Dataset entries on figures:
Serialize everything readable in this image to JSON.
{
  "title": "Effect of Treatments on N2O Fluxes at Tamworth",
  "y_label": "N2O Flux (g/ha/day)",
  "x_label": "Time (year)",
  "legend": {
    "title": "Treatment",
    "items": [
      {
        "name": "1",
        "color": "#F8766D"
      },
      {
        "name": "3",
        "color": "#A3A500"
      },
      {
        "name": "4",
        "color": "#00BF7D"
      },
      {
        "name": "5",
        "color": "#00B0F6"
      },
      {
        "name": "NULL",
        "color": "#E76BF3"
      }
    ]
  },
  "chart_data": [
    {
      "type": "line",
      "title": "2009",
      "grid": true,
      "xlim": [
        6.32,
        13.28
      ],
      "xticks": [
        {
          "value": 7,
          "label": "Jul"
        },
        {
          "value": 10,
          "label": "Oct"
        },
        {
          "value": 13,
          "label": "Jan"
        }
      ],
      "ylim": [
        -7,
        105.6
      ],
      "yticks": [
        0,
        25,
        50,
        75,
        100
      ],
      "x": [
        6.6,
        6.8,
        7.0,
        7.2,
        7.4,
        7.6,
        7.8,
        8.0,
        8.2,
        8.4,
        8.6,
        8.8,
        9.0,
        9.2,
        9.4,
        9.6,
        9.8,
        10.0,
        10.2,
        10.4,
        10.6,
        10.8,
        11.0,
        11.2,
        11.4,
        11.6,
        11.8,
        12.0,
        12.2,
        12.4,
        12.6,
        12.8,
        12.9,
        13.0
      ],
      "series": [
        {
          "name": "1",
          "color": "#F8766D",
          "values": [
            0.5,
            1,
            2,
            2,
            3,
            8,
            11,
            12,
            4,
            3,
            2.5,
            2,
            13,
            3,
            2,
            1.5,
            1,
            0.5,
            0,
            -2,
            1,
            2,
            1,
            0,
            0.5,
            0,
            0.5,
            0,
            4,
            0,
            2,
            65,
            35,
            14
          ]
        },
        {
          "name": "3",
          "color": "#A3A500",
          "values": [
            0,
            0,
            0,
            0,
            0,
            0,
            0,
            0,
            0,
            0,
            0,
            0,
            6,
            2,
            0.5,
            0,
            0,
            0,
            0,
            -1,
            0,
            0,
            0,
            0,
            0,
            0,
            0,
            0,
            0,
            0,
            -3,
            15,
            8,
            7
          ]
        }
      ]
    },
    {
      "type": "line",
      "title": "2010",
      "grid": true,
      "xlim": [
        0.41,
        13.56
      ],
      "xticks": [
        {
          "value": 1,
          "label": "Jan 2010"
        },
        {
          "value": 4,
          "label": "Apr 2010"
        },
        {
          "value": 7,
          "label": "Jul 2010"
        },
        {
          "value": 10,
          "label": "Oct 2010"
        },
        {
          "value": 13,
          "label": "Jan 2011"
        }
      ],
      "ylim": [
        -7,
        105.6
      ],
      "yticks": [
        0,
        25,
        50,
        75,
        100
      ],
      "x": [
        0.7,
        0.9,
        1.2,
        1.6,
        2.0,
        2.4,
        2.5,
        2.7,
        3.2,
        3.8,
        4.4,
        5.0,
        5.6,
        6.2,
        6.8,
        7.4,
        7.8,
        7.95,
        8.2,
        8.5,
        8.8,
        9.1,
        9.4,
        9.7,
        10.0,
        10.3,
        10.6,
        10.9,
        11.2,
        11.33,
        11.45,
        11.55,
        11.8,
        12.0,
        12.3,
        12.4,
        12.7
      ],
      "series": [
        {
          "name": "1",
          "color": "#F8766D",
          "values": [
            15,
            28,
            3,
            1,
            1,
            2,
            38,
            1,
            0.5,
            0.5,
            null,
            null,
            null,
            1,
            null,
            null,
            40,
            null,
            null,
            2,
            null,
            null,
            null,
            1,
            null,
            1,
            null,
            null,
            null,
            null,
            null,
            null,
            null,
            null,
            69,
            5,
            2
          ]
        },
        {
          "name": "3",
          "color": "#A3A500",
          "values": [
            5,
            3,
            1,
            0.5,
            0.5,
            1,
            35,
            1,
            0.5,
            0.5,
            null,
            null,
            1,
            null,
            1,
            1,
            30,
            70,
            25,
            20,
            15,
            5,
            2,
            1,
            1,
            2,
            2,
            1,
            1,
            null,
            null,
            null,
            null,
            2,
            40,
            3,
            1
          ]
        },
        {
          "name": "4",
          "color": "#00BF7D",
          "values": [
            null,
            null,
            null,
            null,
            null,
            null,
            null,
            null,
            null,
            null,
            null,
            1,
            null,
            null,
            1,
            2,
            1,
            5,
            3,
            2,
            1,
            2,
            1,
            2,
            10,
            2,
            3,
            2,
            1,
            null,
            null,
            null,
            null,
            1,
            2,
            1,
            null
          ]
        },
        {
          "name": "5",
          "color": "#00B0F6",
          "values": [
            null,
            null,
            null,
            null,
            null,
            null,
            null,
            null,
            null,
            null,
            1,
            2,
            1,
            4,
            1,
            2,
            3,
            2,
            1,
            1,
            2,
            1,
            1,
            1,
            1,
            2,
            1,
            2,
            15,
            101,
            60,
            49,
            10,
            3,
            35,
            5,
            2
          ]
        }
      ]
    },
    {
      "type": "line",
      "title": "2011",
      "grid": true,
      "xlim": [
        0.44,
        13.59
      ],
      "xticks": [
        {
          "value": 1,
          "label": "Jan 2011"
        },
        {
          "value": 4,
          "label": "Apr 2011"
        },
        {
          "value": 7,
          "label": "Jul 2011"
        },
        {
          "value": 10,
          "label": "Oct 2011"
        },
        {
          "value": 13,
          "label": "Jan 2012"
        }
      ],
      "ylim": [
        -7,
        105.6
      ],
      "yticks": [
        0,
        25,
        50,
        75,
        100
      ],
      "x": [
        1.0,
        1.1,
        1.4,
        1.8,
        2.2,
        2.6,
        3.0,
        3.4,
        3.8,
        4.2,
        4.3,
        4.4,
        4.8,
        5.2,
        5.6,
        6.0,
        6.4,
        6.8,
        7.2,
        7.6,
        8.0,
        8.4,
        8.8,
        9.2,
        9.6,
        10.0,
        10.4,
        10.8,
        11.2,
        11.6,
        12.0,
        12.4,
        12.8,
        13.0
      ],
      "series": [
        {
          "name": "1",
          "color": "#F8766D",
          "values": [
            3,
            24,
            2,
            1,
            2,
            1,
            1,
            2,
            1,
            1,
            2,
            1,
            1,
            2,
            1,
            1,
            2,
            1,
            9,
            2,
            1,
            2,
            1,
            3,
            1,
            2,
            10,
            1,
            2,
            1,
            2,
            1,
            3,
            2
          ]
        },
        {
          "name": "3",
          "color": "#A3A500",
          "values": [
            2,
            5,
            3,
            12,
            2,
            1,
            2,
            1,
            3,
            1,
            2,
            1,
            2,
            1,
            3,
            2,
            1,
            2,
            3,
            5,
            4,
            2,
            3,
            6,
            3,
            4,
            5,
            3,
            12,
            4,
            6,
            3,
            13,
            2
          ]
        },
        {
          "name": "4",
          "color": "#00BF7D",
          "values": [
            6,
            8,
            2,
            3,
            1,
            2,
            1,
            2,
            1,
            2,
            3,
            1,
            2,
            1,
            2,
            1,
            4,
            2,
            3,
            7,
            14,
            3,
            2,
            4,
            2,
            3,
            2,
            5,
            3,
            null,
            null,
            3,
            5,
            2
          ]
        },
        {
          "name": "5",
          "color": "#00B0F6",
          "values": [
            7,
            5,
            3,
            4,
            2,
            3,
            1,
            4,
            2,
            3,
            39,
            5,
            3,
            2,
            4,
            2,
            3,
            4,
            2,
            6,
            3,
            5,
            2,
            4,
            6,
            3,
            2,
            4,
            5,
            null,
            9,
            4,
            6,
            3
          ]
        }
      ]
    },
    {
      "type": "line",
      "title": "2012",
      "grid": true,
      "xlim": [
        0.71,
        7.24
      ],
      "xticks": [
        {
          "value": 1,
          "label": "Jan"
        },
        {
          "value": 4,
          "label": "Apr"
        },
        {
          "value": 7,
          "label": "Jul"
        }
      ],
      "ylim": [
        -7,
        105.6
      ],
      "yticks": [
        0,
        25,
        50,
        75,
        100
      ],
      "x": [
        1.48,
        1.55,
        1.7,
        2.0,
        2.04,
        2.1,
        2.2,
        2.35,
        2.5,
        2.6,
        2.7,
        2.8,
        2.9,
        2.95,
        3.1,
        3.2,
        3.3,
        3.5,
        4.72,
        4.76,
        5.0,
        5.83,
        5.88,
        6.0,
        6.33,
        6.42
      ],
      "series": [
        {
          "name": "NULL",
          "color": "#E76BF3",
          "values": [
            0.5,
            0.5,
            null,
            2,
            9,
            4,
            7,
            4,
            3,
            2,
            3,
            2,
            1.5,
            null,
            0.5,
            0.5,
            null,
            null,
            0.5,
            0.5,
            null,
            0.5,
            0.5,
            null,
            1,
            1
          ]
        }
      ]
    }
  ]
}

** EXERCISE **
In the listing, find every line containing the word "title" and list it.

** THE RESPONSE **
  "title": "Effect of Treatments on N2O Fluxes at Tamworth",
    "title": "Treatment",
      "title": "2009",
      "title": "2010",
      "title": "2011",
      "title": "2012",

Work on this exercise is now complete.